## Objective
Copy every line in the records below that contains the word "dung".

[Collected data entries]
□ □ □

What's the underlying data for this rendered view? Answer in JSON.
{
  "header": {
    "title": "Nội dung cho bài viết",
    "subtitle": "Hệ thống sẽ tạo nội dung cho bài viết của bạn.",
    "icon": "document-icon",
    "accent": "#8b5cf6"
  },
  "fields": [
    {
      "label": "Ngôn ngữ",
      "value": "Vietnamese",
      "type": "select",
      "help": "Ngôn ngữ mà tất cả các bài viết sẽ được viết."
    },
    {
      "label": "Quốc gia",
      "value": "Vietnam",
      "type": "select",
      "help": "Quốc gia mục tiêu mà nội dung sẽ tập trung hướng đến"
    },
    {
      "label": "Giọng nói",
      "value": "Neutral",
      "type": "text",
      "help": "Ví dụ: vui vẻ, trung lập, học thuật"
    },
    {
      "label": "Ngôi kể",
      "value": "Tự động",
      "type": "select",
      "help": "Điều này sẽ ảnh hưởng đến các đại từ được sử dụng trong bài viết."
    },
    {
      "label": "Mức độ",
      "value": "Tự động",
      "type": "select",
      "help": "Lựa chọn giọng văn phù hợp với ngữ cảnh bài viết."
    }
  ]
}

□ □ □

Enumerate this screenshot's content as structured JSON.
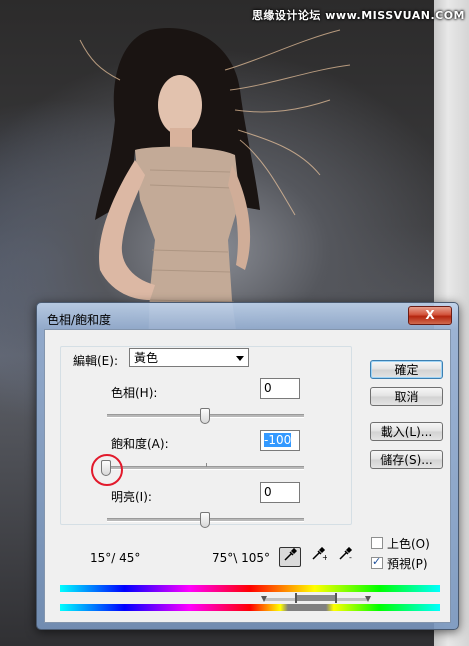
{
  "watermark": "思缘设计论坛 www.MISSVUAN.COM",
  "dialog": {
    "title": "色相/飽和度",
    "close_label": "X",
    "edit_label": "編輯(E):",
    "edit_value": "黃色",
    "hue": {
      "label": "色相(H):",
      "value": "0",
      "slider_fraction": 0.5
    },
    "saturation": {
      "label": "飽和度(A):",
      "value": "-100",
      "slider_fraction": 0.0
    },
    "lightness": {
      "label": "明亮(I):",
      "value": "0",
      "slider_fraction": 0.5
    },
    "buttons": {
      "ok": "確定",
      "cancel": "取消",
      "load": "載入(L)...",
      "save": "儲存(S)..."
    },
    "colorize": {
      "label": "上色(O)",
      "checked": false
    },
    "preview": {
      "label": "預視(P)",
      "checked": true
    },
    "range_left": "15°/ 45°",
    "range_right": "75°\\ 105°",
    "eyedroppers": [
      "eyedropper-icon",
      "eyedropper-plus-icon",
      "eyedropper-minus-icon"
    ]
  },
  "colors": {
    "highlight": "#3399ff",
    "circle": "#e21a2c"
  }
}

□ □ □

## Solution
    "title": "Nội dung cho bài viết",
    "subtitle": "Hệ thống sẽ tạo nội dung cho bài viết của bạn.",
      "help": "Quốc gia mục tiêu mà nội dung sẽ tập trung hướng đến"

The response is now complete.